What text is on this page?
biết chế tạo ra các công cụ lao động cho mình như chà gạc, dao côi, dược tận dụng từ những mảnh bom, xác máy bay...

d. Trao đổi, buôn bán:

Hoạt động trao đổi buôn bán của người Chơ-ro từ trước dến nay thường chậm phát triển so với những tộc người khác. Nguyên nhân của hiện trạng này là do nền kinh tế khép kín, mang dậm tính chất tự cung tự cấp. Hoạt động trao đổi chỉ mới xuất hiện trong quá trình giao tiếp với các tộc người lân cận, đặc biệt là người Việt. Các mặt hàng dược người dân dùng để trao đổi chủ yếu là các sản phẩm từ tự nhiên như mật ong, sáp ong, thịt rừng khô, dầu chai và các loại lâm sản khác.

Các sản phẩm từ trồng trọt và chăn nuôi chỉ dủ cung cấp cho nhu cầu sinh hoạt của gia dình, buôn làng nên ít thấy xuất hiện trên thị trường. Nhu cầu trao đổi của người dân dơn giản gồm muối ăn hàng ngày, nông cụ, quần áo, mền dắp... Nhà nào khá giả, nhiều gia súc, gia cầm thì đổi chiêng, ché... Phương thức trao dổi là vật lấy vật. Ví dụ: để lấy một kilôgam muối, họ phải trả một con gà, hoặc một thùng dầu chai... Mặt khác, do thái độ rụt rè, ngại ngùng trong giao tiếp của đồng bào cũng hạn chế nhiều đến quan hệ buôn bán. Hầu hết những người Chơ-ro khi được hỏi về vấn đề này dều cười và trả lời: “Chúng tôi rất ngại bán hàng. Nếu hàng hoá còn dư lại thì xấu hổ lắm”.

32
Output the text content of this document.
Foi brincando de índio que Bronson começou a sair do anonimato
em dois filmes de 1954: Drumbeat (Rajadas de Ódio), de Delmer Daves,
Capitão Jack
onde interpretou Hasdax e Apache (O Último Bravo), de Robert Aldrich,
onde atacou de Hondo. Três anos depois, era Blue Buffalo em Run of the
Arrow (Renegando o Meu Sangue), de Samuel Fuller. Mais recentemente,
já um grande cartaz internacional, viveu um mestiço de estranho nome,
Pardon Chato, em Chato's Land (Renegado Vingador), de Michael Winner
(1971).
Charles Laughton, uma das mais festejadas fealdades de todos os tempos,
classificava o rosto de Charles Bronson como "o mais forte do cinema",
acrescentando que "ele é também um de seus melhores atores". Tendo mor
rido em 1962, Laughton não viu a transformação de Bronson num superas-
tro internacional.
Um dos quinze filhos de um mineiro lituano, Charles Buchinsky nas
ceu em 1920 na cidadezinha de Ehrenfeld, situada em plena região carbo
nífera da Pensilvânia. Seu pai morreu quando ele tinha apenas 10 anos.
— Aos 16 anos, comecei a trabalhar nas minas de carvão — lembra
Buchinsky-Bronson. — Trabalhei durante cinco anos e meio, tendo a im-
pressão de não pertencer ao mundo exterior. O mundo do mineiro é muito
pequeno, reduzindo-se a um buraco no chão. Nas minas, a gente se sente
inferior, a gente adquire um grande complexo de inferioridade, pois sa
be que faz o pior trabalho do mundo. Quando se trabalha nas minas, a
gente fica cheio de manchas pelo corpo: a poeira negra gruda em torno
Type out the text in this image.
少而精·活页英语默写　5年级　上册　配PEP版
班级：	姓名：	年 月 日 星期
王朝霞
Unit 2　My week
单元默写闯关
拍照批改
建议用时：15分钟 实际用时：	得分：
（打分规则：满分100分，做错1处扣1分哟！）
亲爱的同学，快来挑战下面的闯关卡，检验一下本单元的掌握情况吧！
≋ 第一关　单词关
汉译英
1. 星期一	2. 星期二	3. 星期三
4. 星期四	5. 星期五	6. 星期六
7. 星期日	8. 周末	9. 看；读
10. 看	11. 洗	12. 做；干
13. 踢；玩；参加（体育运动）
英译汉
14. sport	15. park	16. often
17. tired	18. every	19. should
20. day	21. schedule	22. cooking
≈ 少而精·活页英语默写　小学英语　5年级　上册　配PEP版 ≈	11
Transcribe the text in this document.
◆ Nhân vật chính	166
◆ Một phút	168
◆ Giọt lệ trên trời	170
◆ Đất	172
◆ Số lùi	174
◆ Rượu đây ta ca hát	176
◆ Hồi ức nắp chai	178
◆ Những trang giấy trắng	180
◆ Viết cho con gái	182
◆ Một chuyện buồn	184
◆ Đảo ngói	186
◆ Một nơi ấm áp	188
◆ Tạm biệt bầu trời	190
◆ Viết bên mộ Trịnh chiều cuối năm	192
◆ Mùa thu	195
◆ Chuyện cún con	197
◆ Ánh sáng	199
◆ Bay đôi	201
________
_WHAT THE TASK REQUIRES_. Collect the lines that hold "anos".

_PROBLEM SOLUTION_.
onde atacou de Hondo. Três anos depois, era Blue Buffalo em Run of the
nífera da Pensilvânia. Seu pai morreu quando ele tinha apenas 10 anos.
— Aos 16 anos, comecei a trabalhar nas minas de carvão — lembra
Buchinsky-Bronson. — Trabalhei durante cinco anos e meio, tendo a im-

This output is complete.